Copy out all lines that hold "Server".
*****
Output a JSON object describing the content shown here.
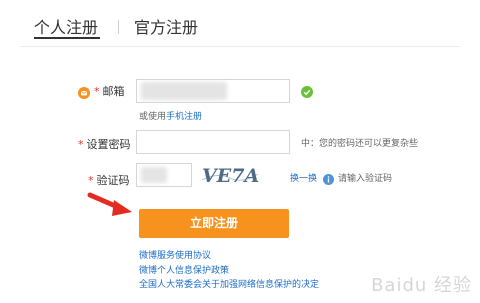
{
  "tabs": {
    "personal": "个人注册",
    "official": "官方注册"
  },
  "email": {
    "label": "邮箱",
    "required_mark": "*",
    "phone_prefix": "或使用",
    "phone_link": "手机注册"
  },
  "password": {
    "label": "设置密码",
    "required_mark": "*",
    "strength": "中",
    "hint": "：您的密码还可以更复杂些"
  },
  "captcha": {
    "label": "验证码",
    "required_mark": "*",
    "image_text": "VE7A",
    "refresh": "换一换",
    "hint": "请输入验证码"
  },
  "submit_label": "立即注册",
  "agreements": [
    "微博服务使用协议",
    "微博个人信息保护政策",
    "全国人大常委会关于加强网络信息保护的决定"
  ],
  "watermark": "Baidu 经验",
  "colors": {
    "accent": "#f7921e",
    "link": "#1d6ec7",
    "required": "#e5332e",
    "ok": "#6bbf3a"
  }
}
*****
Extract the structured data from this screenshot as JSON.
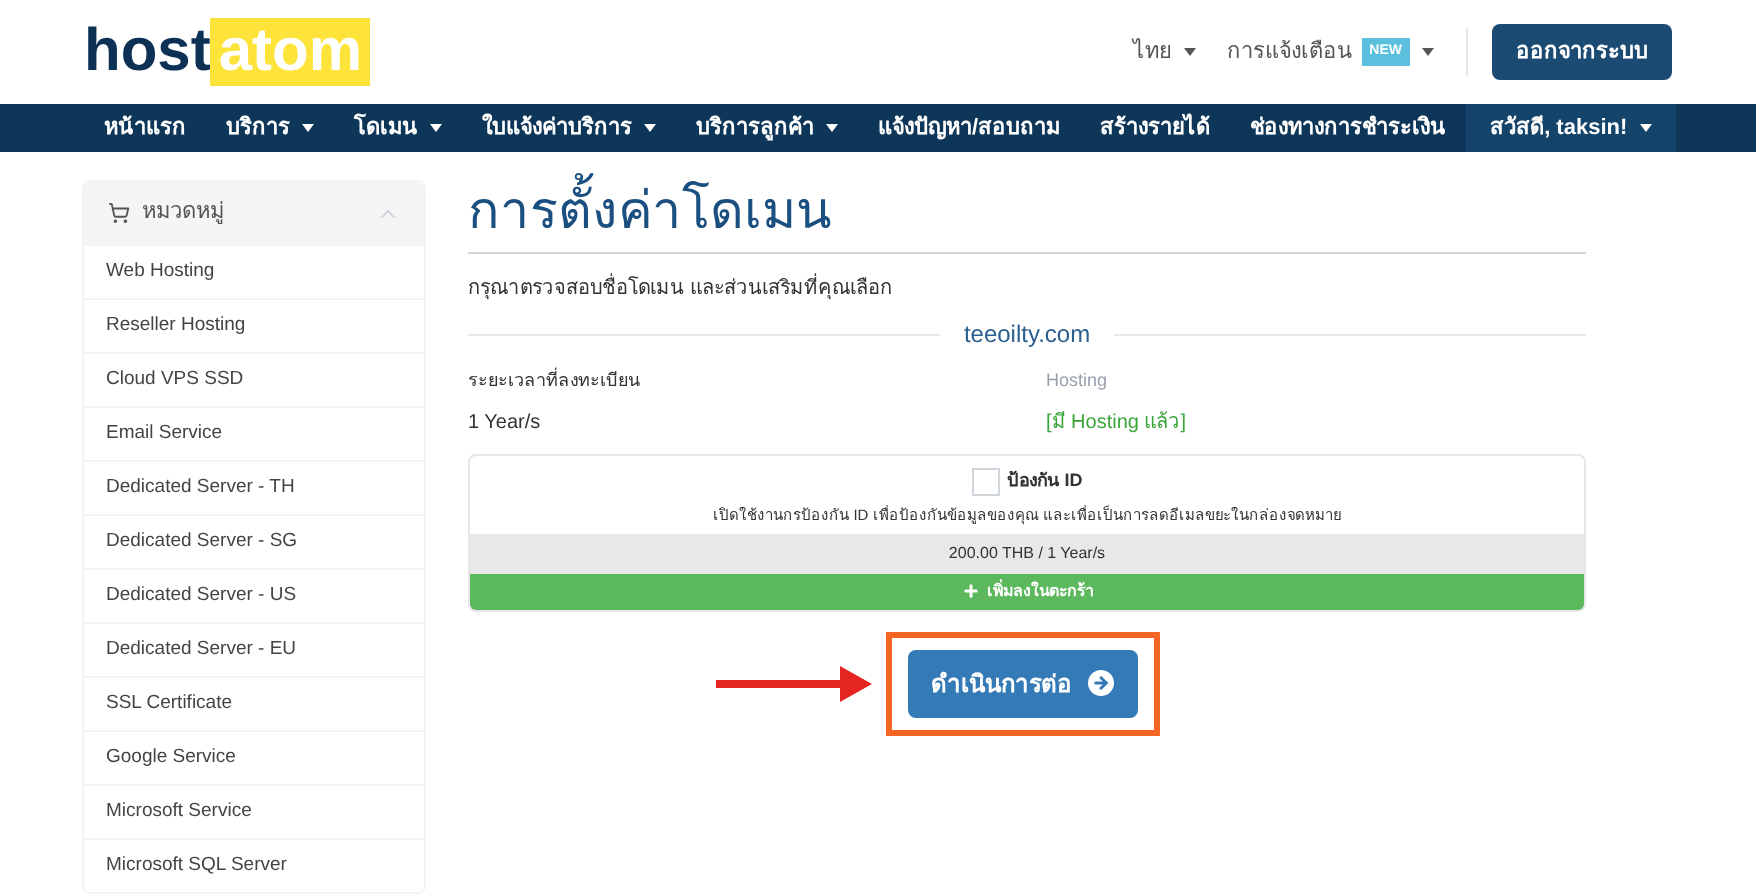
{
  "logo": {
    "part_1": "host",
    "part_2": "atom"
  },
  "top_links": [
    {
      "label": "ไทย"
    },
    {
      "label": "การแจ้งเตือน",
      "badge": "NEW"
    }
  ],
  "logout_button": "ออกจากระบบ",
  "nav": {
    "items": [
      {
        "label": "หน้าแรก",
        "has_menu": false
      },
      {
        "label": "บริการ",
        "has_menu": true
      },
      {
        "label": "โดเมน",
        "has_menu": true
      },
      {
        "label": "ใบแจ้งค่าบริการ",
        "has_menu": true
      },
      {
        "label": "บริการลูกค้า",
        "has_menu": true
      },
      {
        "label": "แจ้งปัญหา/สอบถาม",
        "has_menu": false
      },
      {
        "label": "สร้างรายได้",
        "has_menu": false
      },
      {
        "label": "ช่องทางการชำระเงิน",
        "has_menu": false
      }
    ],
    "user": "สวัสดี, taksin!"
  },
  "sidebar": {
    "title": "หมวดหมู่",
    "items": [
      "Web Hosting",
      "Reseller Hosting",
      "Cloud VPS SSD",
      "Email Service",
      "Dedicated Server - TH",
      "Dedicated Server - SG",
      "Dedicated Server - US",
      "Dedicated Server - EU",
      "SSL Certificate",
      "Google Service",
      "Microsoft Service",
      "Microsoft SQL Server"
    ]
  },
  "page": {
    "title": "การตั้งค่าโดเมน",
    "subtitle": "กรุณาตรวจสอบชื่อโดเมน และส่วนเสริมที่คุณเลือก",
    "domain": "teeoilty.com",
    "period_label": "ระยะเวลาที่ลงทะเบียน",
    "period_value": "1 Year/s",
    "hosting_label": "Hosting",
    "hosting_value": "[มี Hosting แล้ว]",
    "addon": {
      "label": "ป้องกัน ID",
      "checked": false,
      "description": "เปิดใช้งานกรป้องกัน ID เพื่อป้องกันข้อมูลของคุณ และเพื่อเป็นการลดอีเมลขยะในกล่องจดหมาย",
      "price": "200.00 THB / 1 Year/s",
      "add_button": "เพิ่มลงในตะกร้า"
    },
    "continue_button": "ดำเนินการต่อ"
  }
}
*****
• **ANSWER**
      "Dedicated Server - TH",
      "Dedicated Server - SG",
      "Dedicated Server - US",
      "Dedicated Server - EU",
      "Microsoft SQL Server"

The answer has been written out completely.